**Passage to read:**
┌──

Federal Reserve split on whether more stimulus is needed
Federal Reserve officials are divided as to whether the central bank should consider further stimulus for the economy, even as they hash out how to exit from the recently concluded round of market-boosting activity.
Minutes released Tuesday of the June meeting of the Federal Open Market Committee show the Fed struggling with how to handle the lagging economic recovery. In addition, they reveal how the Fed expects to eventually raise rates while easing its holdings of Treasury bonds accumulated during its second round of “quantitative easing,” with the overall goal of unloading those securities over the next three to five years.
{mosads}According to the minutes, Fed officials were concerned about “disappointing” new employment data. The recent run of bleak jobs data was of “particular concern” to the FOMC, given that uncertainty about the nation’s job picture was seen as weighing heavily on the economy in such areas as consumer spending.
That data, coupled with other negative indicators such as investors becoming more risk-averse, led some on the committee to suggest the Fed might wish to consider additional monetary-policy stimulus if economic growth remains too slow to bring down unemployment.
Other members, however, said the growing risk of inflation suggests economic conditions could form that would push the Fed in the opposite direction — tightening monetary policy sooner than expected.
Following the meeting, the Fed downgraded its economic expectations, projecting slower economic growth and higher unemployment than it expected when the FOMC last met in April.

└──

**How to complete this task:** Copy the part of the Federal Reserve article that opens with "That data, coupled" and closes with "sooner than expected.", swapping "stimulus" for "support".

**Records provided:**
┌──

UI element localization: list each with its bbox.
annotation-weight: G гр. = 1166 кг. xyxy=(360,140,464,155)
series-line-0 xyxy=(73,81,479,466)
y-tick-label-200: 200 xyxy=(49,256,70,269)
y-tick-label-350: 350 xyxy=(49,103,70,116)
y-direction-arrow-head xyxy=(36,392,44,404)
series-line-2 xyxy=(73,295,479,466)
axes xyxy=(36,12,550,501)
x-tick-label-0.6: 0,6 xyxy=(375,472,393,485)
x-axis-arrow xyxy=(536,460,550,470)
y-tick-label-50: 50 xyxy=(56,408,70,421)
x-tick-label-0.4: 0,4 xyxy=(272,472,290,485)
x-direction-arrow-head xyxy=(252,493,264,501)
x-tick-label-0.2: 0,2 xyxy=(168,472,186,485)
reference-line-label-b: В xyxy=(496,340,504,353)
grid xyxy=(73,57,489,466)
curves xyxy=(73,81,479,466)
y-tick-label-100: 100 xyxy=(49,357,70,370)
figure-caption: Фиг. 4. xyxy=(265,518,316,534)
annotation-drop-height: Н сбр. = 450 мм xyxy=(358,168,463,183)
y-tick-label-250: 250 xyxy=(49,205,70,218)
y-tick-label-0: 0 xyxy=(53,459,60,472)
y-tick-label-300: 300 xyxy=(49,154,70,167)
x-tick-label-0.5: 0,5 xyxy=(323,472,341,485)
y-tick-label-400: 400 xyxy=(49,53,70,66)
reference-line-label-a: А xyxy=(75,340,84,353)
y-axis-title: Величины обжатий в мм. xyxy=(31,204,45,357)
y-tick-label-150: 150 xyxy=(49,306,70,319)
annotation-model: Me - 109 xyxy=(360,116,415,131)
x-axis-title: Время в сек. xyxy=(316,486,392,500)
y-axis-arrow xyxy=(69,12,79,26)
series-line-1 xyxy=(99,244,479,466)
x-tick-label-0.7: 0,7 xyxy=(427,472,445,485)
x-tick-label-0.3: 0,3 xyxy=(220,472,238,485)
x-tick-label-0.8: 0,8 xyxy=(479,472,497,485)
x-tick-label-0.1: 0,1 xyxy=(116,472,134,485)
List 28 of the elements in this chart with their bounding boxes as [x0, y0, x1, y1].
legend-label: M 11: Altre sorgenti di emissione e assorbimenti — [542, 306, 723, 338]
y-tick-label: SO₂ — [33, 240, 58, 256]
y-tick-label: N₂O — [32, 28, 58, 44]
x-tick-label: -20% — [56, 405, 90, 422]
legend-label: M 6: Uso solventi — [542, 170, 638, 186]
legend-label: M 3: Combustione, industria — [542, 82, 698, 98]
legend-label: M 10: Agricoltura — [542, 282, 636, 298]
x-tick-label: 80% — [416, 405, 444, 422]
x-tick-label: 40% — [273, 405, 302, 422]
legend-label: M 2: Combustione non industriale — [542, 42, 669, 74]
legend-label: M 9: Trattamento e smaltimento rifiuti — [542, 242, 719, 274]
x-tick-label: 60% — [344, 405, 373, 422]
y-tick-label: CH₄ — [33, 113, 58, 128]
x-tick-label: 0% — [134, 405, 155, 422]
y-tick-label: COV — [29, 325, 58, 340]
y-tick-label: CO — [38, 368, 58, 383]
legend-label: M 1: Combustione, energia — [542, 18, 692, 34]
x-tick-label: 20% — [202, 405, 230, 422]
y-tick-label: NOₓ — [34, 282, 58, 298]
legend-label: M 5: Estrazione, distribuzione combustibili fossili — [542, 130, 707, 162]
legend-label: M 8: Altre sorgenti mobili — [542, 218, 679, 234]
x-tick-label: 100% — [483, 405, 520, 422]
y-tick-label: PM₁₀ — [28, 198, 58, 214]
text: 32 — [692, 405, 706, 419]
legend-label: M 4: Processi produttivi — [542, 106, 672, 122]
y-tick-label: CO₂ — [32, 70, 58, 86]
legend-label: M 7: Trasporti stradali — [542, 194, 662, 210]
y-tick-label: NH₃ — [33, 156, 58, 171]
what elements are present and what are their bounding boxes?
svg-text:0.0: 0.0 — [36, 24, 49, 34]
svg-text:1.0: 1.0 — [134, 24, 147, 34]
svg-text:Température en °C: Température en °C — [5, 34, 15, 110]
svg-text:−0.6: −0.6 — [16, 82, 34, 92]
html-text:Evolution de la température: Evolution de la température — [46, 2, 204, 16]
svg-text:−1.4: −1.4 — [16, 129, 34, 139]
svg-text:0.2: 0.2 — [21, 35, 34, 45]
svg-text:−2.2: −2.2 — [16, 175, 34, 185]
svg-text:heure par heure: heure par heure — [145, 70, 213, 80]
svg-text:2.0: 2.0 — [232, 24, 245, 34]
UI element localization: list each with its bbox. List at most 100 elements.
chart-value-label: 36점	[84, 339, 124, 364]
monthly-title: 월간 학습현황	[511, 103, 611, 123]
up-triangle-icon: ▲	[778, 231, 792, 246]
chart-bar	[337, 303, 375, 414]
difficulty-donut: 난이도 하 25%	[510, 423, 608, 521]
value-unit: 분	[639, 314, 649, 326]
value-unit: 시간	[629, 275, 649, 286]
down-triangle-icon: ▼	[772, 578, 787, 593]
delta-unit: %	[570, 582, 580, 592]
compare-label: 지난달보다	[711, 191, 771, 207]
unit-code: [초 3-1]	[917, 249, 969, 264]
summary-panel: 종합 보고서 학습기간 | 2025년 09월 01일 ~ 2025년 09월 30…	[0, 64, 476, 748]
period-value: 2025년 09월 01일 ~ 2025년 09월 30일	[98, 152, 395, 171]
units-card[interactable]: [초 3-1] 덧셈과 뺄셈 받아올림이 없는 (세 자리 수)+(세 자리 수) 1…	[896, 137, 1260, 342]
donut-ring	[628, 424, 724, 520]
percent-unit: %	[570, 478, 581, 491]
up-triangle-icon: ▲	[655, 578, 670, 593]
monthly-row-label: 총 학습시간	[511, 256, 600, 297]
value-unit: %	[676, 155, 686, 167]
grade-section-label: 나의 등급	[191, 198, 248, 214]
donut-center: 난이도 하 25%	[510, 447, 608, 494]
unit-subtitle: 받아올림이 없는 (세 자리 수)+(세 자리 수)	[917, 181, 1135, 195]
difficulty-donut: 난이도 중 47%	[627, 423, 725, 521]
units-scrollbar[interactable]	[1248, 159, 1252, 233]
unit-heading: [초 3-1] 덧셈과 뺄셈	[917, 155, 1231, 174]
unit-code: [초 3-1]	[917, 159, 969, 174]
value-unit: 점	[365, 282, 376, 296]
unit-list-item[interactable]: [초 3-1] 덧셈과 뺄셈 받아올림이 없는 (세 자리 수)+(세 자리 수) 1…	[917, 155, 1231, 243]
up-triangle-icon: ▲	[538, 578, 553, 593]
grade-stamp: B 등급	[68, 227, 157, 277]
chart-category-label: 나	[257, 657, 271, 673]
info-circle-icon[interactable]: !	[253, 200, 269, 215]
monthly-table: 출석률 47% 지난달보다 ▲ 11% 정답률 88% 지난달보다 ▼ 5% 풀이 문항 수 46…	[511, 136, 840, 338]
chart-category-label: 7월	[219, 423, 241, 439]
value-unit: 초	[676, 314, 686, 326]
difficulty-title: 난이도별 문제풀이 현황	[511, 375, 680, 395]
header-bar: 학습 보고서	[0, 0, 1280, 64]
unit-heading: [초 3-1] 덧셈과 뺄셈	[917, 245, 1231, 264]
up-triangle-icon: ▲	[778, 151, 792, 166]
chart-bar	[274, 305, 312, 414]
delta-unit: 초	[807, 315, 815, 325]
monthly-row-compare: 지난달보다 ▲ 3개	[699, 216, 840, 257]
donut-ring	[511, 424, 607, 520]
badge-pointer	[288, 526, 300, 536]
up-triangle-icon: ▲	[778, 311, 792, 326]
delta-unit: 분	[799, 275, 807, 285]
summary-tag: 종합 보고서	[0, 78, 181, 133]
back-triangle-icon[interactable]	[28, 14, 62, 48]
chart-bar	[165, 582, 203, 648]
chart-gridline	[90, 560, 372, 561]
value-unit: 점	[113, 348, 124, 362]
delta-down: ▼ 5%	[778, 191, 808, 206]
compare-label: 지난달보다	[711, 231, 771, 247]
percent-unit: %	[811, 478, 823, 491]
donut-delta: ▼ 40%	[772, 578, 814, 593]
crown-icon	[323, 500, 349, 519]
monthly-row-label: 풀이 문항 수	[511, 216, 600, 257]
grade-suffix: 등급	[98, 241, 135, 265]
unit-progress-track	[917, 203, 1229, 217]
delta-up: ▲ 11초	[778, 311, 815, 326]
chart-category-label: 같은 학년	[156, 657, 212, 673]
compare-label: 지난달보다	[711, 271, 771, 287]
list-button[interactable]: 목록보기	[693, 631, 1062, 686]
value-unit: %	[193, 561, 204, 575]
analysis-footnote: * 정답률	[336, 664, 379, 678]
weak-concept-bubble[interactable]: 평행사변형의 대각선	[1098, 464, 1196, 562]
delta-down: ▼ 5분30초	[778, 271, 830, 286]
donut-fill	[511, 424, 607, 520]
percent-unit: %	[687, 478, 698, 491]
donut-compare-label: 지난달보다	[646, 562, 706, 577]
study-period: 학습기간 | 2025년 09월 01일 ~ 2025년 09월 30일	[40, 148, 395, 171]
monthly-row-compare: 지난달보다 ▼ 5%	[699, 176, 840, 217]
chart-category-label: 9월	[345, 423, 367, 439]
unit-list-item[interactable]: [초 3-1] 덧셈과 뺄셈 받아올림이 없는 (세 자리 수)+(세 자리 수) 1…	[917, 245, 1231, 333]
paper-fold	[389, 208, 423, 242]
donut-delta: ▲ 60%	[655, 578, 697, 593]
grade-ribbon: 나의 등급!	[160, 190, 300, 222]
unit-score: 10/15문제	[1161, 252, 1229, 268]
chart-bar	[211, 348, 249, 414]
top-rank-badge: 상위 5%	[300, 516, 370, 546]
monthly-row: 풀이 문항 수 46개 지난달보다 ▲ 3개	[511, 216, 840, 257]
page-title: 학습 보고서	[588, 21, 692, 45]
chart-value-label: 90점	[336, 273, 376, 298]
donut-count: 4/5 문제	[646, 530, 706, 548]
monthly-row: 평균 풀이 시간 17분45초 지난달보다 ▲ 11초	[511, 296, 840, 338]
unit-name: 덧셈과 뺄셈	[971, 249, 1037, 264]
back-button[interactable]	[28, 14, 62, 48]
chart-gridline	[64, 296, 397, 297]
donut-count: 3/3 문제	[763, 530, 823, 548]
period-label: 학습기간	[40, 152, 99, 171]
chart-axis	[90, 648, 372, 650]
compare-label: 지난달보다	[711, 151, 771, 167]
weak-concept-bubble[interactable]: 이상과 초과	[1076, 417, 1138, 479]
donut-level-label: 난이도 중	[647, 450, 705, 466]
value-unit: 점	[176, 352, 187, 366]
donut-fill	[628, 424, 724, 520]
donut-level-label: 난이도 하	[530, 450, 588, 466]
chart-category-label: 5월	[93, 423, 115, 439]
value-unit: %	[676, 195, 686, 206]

└──

**Task output:**
That data, coupled with other negative indicators such as investors becoming more risk-averse, led some on the committee to suggest the Fed might wish to consider additional monetary-policy support if economic growth remains too slow to bring down unemployment.
Other members, however, said the growing risk of inflation suggests economic conditions could form that would push the Fed in the opposite direction — tightening monetary policy sooner than expected.